| Work to be completed |
Swap "RMS m/s" for "RMS (m/s)" throughout the records below, and write the lines out again with everything else left as it is.

Stored items from a collection
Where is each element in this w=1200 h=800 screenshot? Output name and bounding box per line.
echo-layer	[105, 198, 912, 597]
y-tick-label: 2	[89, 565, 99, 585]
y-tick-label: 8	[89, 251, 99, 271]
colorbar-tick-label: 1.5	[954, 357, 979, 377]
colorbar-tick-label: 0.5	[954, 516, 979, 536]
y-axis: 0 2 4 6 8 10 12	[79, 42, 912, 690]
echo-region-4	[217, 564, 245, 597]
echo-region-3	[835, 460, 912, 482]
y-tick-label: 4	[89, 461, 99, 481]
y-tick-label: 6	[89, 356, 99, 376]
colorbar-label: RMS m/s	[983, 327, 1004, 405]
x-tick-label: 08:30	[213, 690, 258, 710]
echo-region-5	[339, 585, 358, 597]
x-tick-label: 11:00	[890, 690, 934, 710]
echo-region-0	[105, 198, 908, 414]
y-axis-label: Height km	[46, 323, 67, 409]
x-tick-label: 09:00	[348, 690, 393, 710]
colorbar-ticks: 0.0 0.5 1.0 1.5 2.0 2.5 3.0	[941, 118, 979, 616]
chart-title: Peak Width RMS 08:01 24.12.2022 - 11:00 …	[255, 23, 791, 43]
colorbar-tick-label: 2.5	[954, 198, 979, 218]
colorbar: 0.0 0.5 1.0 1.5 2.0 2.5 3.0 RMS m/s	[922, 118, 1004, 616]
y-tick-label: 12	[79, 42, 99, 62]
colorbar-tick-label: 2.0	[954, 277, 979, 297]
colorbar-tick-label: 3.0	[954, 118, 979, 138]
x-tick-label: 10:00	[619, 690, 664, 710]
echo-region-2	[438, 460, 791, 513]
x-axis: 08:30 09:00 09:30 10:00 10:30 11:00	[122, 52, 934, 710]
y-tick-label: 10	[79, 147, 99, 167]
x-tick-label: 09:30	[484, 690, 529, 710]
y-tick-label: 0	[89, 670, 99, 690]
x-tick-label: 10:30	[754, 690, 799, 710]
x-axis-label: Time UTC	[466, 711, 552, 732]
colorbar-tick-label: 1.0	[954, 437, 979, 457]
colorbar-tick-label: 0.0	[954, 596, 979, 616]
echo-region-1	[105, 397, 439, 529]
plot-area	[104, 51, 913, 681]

| The completed task |
Where is each element in this w=1200 h=800 screenshot? Output name and bounding box per line.
echo-layer	[105, 198, 912, 597]
y-tick-label: 2	[89, 565, 99, 585]
y-tick-label: 8	[89, 251, 99, 271]
colorbar-tick-label: 1.5	[954, 357, 979, 377]
colorbar-tick-label: 0.5	[954, 516, 979, 536]
y-axis: 0 2 4 6 8 10 12	[79, 42, 912, 690]
echo-region-4	[217, 564, 245, 597]
echo-region-3	[835, 460, 912, 482]
y-tick-label: 4	[89, 461, 99, 481]
y-tick-label: 6	[89, 356, 99, 376]
colorbar-label: RMS (m/s)	[983, 327, 1004, 405]
x-tick-label: 08:30	[213, 690, 258, 710]
echo-region-5	[339, 585, 358, 597]
x-tick-label: 11:00	[890, 690, 934, 710]
echo-region-0	[105, 198, 908, 414]
y-axis-label: Height km	[46, 323, 67, 409]
x-tick-label: 09:00	[348, 690, 393, 710]
colorbar-ticks: 0.0 0.5 1.0 1.5 2.0 2.5 3.0	[941, 118, 979, 616]
chart-title: Peak Width RMS 08:01 24.12.2022 - 11:00 …	[255, 23, 791, 43]
colorbar-tick-label: 2.5	[954, 198, 979, 218]
colorbar: 0.0 0.5 1.0 1.5 2.0 2.5 3.0 RMS (m/s)	[922, 118, 1004, 616]
y-tick-label: 12	[79, 42, 99, 62]
colorbar-tick-label: 2.0	[954, 277, 979, 297]
colorbar-tick-label: 3.0	[954, 118, 979, 138]
x-tick-label: 10:00	[619, 690, 664, 710]
echo-region-2	[438, 460, 791, 513]
x-axis: 08:30 09:00 09:30 10:00 10:30 11:00	[122, 52, 934, 710]
y-tick-label: 10	[79, 147, 99, 167]
x-tick-label: 09:30	[484, 690, 529, 710]
y-tick-label: 0	[89, 670, 99, 690]
x-tick-label: 10:30	[754, 690, 799, 710]
x-axis-label: Time UTC	[466, 711, 552, 732]
colorbar-tick-label: 1.0	[954, 437, 979, 457]
colorbar-tick-label: 0.0	[954, 596, 979, 616]
echo-region-1	[105, 397, 439, 529]
plot-area	[104, 51, 913, 681]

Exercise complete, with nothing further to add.